■ **The request**: Return the full material exactly.

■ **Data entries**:
-----

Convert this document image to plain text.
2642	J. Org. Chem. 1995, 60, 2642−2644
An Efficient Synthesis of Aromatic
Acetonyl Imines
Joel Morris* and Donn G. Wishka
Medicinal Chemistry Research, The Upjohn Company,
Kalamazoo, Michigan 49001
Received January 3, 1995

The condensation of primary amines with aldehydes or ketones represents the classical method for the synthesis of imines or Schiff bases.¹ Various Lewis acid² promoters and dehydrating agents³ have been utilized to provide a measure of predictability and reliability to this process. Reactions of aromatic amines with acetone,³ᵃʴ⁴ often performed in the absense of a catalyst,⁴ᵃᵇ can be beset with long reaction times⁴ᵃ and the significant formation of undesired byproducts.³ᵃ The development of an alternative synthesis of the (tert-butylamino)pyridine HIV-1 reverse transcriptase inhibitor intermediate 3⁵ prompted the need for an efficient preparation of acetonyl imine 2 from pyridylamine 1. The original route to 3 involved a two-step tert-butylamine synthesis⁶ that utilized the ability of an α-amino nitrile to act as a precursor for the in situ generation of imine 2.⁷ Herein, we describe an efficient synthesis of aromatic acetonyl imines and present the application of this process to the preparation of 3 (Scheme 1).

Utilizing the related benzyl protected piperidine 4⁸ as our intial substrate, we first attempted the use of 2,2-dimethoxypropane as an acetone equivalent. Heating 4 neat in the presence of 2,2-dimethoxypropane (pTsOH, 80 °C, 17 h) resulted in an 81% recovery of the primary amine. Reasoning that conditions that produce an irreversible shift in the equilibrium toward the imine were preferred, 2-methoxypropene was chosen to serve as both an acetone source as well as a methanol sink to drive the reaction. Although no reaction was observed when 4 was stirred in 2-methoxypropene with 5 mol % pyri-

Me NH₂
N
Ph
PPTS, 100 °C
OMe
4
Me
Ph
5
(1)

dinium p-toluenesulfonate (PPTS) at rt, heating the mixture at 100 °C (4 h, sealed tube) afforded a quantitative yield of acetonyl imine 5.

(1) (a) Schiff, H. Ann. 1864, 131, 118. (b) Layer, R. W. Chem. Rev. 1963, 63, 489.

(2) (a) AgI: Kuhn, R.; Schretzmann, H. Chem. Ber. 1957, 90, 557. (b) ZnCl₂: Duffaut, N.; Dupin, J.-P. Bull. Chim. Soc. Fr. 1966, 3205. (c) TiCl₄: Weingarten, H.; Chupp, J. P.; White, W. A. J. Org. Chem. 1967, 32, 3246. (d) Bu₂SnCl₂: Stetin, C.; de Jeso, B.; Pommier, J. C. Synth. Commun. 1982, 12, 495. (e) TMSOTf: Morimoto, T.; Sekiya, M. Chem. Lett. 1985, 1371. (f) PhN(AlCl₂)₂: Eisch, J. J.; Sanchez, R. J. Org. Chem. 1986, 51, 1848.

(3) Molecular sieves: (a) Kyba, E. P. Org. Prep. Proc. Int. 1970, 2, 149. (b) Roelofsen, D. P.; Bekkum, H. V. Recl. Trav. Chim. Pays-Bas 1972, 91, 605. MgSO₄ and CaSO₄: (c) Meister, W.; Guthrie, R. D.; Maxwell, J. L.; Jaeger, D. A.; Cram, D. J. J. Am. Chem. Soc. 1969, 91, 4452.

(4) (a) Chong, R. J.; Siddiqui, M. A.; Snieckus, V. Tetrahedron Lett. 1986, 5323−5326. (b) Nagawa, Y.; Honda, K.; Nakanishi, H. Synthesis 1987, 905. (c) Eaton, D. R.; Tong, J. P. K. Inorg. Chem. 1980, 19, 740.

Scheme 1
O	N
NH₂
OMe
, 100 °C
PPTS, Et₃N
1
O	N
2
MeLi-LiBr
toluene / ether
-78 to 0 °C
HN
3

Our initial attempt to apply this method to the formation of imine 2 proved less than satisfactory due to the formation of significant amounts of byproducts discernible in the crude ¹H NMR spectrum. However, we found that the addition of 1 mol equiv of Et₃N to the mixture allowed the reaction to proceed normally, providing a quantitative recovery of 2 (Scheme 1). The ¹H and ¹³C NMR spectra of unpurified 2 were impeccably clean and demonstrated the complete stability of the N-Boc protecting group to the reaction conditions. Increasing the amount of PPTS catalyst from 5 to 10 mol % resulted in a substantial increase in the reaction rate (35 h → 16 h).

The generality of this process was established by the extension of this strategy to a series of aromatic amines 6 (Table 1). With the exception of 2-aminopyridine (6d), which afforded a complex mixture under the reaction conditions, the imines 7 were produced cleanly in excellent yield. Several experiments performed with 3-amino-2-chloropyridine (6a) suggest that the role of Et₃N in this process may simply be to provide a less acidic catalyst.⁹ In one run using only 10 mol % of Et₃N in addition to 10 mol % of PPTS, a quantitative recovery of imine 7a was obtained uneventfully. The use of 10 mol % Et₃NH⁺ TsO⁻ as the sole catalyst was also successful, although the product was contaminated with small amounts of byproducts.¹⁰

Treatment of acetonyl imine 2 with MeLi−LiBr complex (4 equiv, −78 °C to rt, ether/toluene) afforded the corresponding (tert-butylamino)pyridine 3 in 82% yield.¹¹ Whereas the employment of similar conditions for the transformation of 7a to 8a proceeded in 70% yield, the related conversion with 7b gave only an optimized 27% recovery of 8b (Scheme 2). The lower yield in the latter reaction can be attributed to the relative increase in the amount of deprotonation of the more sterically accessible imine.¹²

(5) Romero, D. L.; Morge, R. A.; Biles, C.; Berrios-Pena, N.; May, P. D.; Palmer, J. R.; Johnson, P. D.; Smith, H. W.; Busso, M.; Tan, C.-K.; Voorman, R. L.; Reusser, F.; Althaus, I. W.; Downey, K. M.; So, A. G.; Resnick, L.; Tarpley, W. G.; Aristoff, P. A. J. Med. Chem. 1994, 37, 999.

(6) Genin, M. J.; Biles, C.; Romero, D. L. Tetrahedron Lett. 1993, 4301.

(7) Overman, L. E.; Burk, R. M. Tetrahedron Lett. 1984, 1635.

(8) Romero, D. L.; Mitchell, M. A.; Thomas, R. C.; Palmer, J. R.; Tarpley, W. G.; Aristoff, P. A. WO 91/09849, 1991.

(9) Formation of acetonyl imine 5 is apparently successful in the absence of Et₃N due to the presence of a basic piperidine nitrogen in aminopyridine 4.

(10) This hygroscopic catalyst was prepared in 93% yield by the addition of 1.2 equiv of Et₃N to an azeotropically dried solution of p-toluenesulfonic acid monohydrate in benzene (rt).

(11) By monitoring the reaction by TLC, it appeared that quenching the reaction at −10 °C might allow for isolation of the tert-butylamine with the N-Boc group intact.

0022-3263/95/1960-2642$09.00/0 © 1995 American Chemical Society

-----

■ **Written reply**:
Convert this document image to plain text.
2642	J. Org. Chem. 1995, 60, 2642−2644
An Efficient Synthesis of Aromatic
Acetonyl Imines
Joel Morris* and Donn G. Wishka
Medicinal Chemistry Research, The Upjohn Company,
Kalamazoo, Michigan 49001
Received January 3, 1995

The condensation of primary amines with aldehydes or ketones represents the classical method for the synthesis of imines or Schiff bases.¹ Various Lewis acid² promoters and dehydrating agents³ have been utilized to provide a measure of predictability and reliability to this process. Reactions of aromatic amines with acetone,³ᵃʴ⁴ often performed in the absense of a catalyst,⁴ᵃᵇ can be beset with long reaction times⁴ᵃ and the significant formation of undesired byproducts.³ᵃ The development of an alternative synthesis of the (tert-butylamino)pyridine HIV-1 reverse transcriptase inhibitor intermediate 3⁵ prompted the need for an efficient preparation of acetonyl imine 2 from pyridylamine 1. The original route to 3 involved a two-step tert-butylamine synthesis⁶ that utilized the ability of an α-amino nitrile to act as a precursor for the in situ generation of imine 2.⁷ Herein, we describe an efficient synthesis of aromatic acetonyl imines and present the application of this process to the preparation of 3 (Scheme 1).

Utilizing the related benzyl protected piperidine 4⁸ as our intial substrate, we first attempted the use of 2,2-dimethoxypropane as an acetone equivalent. Heating 4 neat in the presence of 2,2-dimethoxypropane (pTsOH, 80 °C, 17 h) resulted in an 81% recovery of the primary amine. Reasoning that conditions that produce an irreversible shift in the equilibrium toward the imine were preferred, 2-methoxypropene was chosen to serve as both an acetone source as well as a methanol sink to drive the reaction. Although no reaction was observed when 4 was stirred in 2-methoxypropene with 5 mol % pyri-

Me NH₂
N
Ph
PPTS, 100 °C
OMe
4
Me
Ph
5
(1)

dinium p-toluenesulfonate (PPTS) at rt, heating the mixture at 100 °C (4 h, sealed tube) afforded a quantitative yield of acetonyl imine 5.

(1) (a) Schiff, H. Ann. 1864, 131, 118. (b) Layer, R. W. Chem. Rev. 1963, 63, 489.

(2) (a) AgI: Kuhn, R.; Schretzmann, H. Chem. Ber. 1957, 90, 557. (b) ZnCl₂: Duffaut, N.; Dupin, J.-P. Bull. Chim. Soc. Fr. 1966, 3205. (c) TiCl₄: Weingarten, H.; Chupp, J. P.; White, W. A. J. Org. Chem. 1967, 32, 3246. (d) Bu₂SnCl₂: Stetin, C.; de Jeso, B.; Pommier, J. C. Synth. Commun. 1982, 12, 495. (e) TMSOTf: Morimoto, T.; Sekiya, M. Chem. Lett. 1985, 1371. (f) PhN(AlCl₂)₂: Eisch, J. J.; Sanchez, R. J. Org. Chem. 1986, 51, 1848.

(3) Molecular sieves: (a) Kyba, E. P. Org. Prep. Proc. Int. 1970, 2, 149. (b) Roelofsen, D. P.; Bekkum, H. V. Recl. Trav. Chim. Pays-Bas 1972, 91, 605. MgSO₄ and CaSO₄: (c) Meister, W.; Guthrie, R. D.; Maxwell, J. L.; Jaeger, D. A.; Cram, D. J. J. Am. Chem. Soc. 1969, 91, 4452.

(4) (a) Chong, R. J.; Siddiqui, M. A.; Snieckus, V. Tetrahedron Lett. 1986, 5323−5326. (b) Nagawa, Y.; Honda, K.; Nakanishi, H. Synthesis 1987, 905. (c) Eaton, D. R.; Tong, J. P. K. Inorg. Chem. 1980, 19, 740.

Scheme 1
O	N
NH₂
OMe
, 100 °C
PPTS, Et₃N
1
O	N
2
MeLi-LiBr
toluene / ether
-78 to 0 °C
HN
3

Our initial attempt to apply this method to the formation of imine 2 proved less than satisfactory due to the formation of significant amounts of byproducts discernible in the crude ¹H NMR spectrum. However, we found that the addition of 1 mol equiv of Et₃N to the mixture allowed the reaction to proceed normally, providing a quantitative recovery of 2 (Scheme 1). The ¹H and ¹³C NMR spectra of unpurified 2 were impeccably clean and demonstrated the complete stability of the N-Boc protecting group to the reaction conditions. Increasing the amount of PPTS catalyst from 5 to 10 mol % resulted in a substantial increase in the reaction rate (35 h → 16 h).

The generality of this process was established by the extension of this strategy to a series of aromatic amines 6 (Table 1). With the exception of 2-aminopyridine (6d), which afforded a complex mixture under the reaction conditions, the imines 7 were produced cleanly in excellent yield. Several experiments performed with 3-amino-2-chloropyridine (6a) suggest that the role of Et₃N in this process may simply be to provide a less acidic catalyst.⁹ In one run using only 10 mol % of Et₃N in addition to 10 mol % of PPTS, a quantitative recovery of imine 7a was obtained uneventfully. The use of 10 mol % Et₃NH⁺ TsO⁻ as the sole catalyst was also successful, although the product was contaminated with small amounts of byproducts.¹⁰

Treatment of acetonyl imine 2 with MeLi−LiBr complex (4 equiv, −78 °C to rt, ether/toluene) afforded the corresponding (tert-butylamino)pyridine 3 in 82% yield.¹¹ Whereas the employment of similar conditions for the transformation of 7a to 8a proceeded in 70% yield, the related conversion with 7b gave only an optimized 27% recovery of 8b (Scheme 2). The lower yield in the latter reaction can be attributed to the relative increase in the amount of deprotonation of the more sterically accessible imine.¹²

(5) Romero, D. L.; Morge, R. A.; Biles, C.; Berrios-Pena, N.; May, P. D.; Palmer, J. R.; Johnson, P. D.; Smith, H. W.; Busso, M.; Tan, C.-K.; Voorman, R. L.; Reusser, F.; Althaus, I. W.; Downey, K. M.; So, A. G.; Resnick, L.; Tarpley, W. G.; Aristoff, P. A. J. Med. Chem. 1994, 37, 999.

(6) Genin, M. J.; Biles, C.; Romero, D. L. Tetrahedron Lett. 1993, 4301.

(7) Overman, L. E.; Burk, R. M. Tetrahedron Lett. 1984, 1635.

(8) Romero, D. L.; Mitchell, M. A.; Thomas, R. C.; Palmer, J. R.; Tarpley, W. G.; Aristoff, P. A. WO 91/09849, 1991.

(9) Formation of acetonyl imine 5 is apparently successful in the absence of Et₃N due to the presence of a basic piperidine nitrogen in aminopyridine 4.

(10) This hygroscopic catalyst was prepared in 93% yield by the addition of 1.2 equiv of Et₃N to an azeotropically dried solution of p-toluenesulfonic acid monohydrate in benzene (rt).

(11) By monitoring the reaction by TLC, it appeared that quenching the reaction at −10 °C might allow for isolation of the tert-butylamine with the N-Boc group intact.

0022-3263/95/1960-2642$09.00/0 © 1995 American Chemical Society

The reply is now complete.